» **Dataset content**:
+++

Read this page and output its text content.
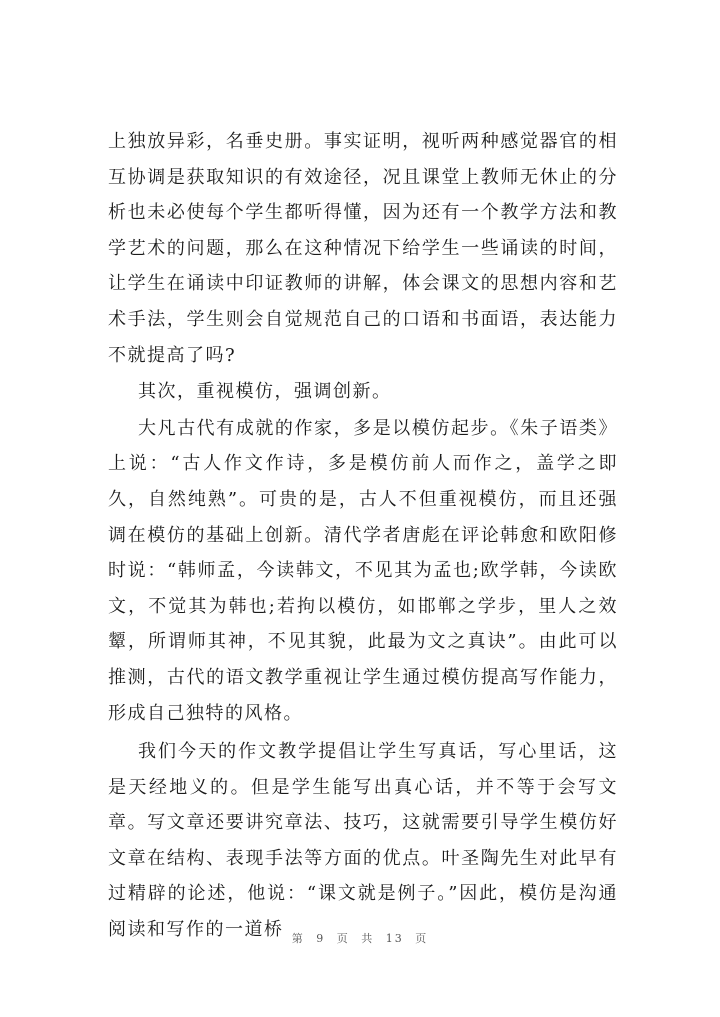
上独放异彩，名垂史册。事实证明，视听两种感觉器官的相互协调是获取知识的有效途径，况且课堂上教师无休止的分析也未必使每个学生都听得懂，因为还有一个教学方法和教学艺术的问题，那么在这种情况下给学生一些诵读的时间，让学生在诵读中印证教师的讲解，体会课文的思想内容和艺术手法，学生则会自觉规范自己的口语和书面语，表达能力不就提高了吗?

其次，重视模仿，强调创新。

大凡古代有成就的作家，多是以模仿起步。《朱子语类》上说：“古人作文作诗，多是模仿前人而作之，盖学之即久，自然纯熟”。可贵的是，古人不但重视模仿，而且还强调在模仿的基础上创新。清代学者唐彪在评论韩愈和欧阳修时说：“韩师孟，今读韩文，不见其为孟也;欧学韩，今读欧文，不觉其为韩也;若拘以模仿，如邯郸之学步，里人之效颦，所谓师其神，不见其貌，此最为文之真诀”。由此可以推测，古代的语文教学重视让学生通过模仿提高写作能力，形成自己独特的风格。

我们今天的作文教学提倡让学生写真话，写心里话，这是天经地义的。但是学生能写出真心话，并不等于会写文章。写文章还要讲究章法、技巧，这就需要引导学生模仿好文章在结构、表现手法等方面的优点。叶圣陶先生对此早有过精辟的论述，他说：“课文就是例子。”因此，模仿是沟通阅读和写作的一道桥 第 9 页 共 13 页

+++

» **Aim**:
Your task is to copy the entries in full and exactly, without any images.

» **Result for this task**:
Read this page and output its text content.
上独放异彩，名垂史册。事实证明，视听两种感觉器官的相互协调是获取知识的有效途径，况且课堂上教师无休止的分析也未必使每个学生都听得懂，因为还有一个教学方法和教学艺术的问题，那么在这种情况下给学生一些诵读的时间，让学生在诵读中印证教师的讲解，体会课文的思想内容和艺术手法，学生则会自觉规范自己的口语和书面语，表达能力不就提高了吗?

其次，重视模仿，强调创新。

大凡古代有成就的作家，多是以模仿起步。《朱子语类》上说：“古人作文作诗，多是模仿前人而作之，盖学之即久，自然纯熟”。可贵的是，古人不但重视模仿，而且还强调在模仿的基础上创新。清代学者唐彪在评论韩愈和欧阳修时说：“韩师孟，今读韩文，不见其为孟也;欧学韩，今读欧文，不觉其为韩也;若拘以模仿，如邯郸之学步，里人之效颦，所谓师其神，不见其貌，此最为文之真诀”。由此可以推测，古代的语文教学重视让学生通过模仿提高写作能力，形成自己独特的风格。

我们今天的作文教学提倡让学生写真话，写心里话，这是天经地义的。但是学生能写出真心话，并不等于会写文章。写文章还要讲究章法、技巧，这就需要引导学生模仿好文章在结构、表现手法等方面的优点。叶圣陶先生对此早有过精辟的论述，他说：“课文就是例子。”因此，模仿是沟通阅读和写作的一道桥 第 9 页 共 13 页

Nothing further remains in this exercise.